WHAT NEEDS TO BE DONE – Output every entry exactly, from the first line to the last.

════════════════

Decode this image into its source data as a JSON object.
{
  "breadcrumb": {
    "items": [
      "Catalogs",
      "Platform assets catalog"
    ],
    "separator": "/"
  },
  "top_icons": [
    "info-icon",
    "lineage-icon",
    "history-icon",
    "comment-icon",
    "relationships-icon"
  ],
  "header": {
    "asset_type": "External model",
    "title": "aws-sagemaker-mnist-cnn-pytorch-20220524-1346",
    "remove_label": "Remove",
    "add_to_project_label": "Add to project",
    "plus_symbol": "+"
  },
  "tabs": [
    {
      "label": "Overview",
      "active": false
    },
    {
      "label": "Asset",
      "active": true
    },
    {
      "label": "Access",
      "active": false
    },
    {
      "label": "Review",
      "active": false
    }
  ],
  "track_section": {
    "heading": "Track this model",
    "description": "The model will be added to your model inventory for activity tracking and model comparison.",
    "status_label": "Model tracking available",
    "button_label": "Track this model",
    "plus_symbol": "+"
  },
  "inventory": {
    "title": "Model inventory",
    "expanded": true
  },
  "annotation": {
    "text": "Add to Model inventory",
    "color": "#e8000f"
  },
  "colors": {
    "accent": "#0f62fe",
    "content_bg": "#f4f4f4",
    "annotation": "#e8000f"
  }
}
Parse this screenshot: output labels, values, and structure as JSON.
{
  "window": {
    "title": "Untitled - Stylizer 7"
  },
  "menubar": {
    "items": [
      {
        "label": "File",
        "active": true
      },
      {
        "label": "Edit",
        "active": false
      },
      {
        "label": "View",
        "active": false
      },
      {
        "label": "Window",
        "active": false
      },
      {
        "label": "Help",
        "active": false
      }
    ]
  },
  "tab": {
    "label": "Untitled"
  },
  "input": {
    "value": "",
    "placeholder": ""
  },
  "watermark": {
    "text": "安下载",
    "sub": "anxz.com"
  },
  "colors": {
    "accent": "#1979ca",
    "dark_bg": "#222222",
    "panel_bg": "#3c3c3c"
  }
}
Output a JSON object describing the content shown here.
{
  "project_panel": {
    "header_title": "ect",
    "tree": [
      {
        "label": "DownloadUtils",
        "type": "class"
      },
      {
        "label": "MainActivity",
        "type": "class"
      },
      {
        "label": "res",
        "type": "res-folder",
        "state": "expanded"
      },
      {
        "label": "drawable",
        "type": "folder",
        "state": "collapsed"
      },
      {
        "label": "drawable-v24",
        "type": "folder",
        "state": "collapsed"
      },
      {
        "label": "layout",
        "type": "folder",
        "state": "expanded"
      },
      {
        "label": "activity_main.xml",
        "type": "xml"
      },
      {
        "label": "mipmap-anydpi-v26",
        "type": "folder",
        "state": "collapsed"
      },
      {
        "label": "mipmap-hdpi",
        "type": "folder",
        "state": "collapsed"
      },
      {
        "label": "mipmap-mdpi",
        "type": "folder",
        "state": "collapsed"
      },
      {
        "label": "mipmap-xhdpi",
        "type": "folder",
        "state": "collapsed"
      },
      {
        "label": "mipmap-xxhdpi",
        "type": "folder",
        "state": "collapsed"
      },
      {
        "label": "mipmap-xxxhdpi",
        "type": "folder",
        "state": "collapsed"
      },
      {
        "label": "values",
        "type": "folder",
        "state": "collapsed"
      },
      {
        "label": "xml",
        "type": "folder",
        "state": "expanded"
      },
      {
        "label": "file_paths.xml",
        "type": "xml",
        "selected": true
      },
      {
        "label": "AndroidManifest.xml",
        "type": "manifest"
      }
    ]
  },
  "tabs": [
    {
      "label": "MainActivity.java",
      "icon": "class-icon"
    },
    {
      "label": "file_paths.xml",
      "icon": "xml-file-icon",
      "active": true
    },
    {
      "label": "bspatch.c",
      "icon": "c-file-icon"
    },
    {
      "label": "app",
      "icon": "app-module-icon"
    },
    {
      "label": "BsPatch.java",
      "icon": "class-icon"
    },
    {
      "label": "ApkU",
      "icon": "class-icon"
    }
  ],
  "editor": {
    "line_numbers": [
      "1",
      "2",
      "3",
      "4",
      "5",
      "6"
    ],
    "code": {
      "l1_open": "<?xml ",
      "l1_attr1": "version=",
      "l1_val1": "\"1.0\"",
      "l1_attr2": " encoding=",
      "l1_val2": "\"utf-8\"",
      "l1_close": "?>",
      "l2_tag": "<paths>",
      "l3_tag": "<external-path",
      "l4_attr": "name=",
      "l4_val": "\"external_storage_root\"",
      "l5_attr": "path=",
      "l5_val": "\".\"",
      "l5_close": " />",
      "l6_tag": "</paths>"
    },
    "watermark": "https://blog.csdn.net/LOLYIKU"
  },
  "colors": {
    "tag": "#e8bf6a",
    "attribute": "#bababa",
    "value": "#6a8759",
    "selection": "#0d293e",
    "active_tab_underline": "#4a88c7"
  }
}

════════════════

TASK RESPONSE –
Decode this image into its source data as a JSON object.
{
  "breadcrumb": {
    "items": [
      "Catalogs",
      "Platform assets catalog"
    ],
    "separator": "/"
  },
  "top_icons": [
    "info-icon",
    "lineage-icon",
    "history-icon",
    "comment-icon",
    "relationships-icon"
  ],
  "header": {
    "asset_type": "External model",
    "title": "aws-sagemaker-mnist-cnn-pytorch-20220524-1346",
    "remove_label": "Remove",
    "add_to_project_label": "Add to project",
    "plus_symbol": "+"
  },
  "tabs": [
    {
      "label": "Overview",
      "active": false
    },
    {
      "label": "Asset",
      "active": true
    },
    {
      "label": "Access",
      "active": false
    },
    {
      "label": "Review",
      "active": false
    }
  ],
  "track_section": {
    "heading": "Track this model",
    "description": "The model will be added to your model inventory for activity tracking and model comparison.",
    "status_label": "Model tracking available",
    "button_label": "Track this model",
    "plus_symbol": "+"
  },
  "inventory": {
    "title": "Model inventory",
    "expanded": true
  },
  "annotation": {
    "text": "Add to Model inventory",
    "color": "#e8000f"
  },
  "colors": {
    "accent": "#0f62fe",
    "content_bg": "#f4f4f4",
    "annotation": "#e8000f"
  }
}
Parse this screenshot: output labels, values, and structure as JSON.
{
  "window": {
    "title": "Untitled - Stylizer 7"
  },
  "menubar": {
    "items": [
      {
        "label": "File",
        "active": true
      },
      {
        "label": "Edit",
        "active": false
      },
      {
        "label": "View",
        "active": false
      },
      {
        "label": "Window",
        "active": false
      },
      {
        "label": "Help",
        "active": false
      }
    ]
  },
  "tab": {
    "label": "Untitled"
  },
  "input": {
    "value": "",
    "placeholder": ""
  },
  "watermark": {
    "text": "安下载",
    "sub": "anxz.com"
  },
  "colors": {
    "accent": "#1979ca",
    "dark_bg": "#222222",
    "panel_bg": "#3c3c3c"
  }
}
Output a JSON object describing the content shown here.
{
  "project_panel": {
    "header_title": "ect",
    "tree": [
      {
        "label": "DownloadUtils",
        "type": "class"
      },
      {
        "label": "MainActivity",
        "type": "class"
      },
      {
        "label": "res",
        "type": "res-folder",
        "state": "expanded"
      },
      {
        "label": "drawable",
        "type": "folder",
        "state": "collapsed"
      },
      {
        "label": "drawable-v24",
        "type": "folder",
        "state": "collapsed"
      },
      {
        "label": "layout",
        "type": "folder",
        "state": "expanded"
      },
      {
        "label": "activity_main.xml",
        "type": "xml"
      },
      {
        "label": "mipmap-anydpi-v26",
        "type": "folder",
        "state": "collapsed"
      },
      {
        "label": "mipmap-hdpi",
        "type": "folder",
        "state": "collapsed"
      },
      {
        "label": "mipmap-mdpi",
        "type": "folder",
        "state": "collapsed"
      },
      {
        "label": "mipmap-xhdpi",
        "type": "folder",
        "state": "collapsed"
      },
      {
        "label": "mipmap-xxhdpi",
        "type": "folder",
        "state": "collapsed"
      },
      {
        "label": "mipmap-xxxhdpi",
        "type": "folder",
        "state": "collapsed"
      },
      {
        "label": "values",
        "type": "folder",
        "state": "collapsed"
      },
      {
        "label": "xml",
        "type": "folder",
        "state": "expanded"
      },
      {
        "label": "file_paths.xml",
        "type": "xml",
        "selected": true
      },
      {
        "label": "AndroidManifest.xml",
        "type": "manifest"
      }
    ]
  },
  "tabs": [
    {
      "label": "MainActivity.java",
      "icon": "class-icon"
    },
    {
      "label": "file_paths.xml",
      "icon": "xml-file-icon",
      "active": true
    },
    {
      "label": "bspatch.c",
      "icon": "c-file-icon"
    },
    {
      "label": "app",
      "icon": "app-module-icon"
    },
    {
      "label": "BsPatch.java",
      "icon": "class-icon"
    },
    {
      "label": "ApkU",
      "icon": "class-icon"
    }
  ],
  "editor": {
    "line_numbers": [
      "1",
      "2",
      "3",
      "4",
      "5",
      "6"
    ],
    "code": {
      "l1_open": "<?xml ",
      "l1_attr1": "version=",
      "l1_val1": "\"1.0\"",
      "l1_attr2": " encoding=",
      "l1_val2": "\"utf-8\"",
      "l1_close": "?>",
      "l2_tag": "<paths>",
      "l3_tag": "<external-path",
      "l4_attr": "name=",
      "l4_val": "\"external_storage_root\"",
      "l5_attr": "path=",
      "l5_val": "\".\"",
      "l5_close": " />",
      "l6_tag": "</paths>"
    },
    "watermark": "https://blog.csdn.net/LOLYIKU"
  },
  "colors": {
    "tag": "#e8bf6a",
    "attribute": "#bababa",
    "value": "#6a8759",
    "selection": "#0d293e",
    "active_tab_underline": "#4a88c7"
  }
}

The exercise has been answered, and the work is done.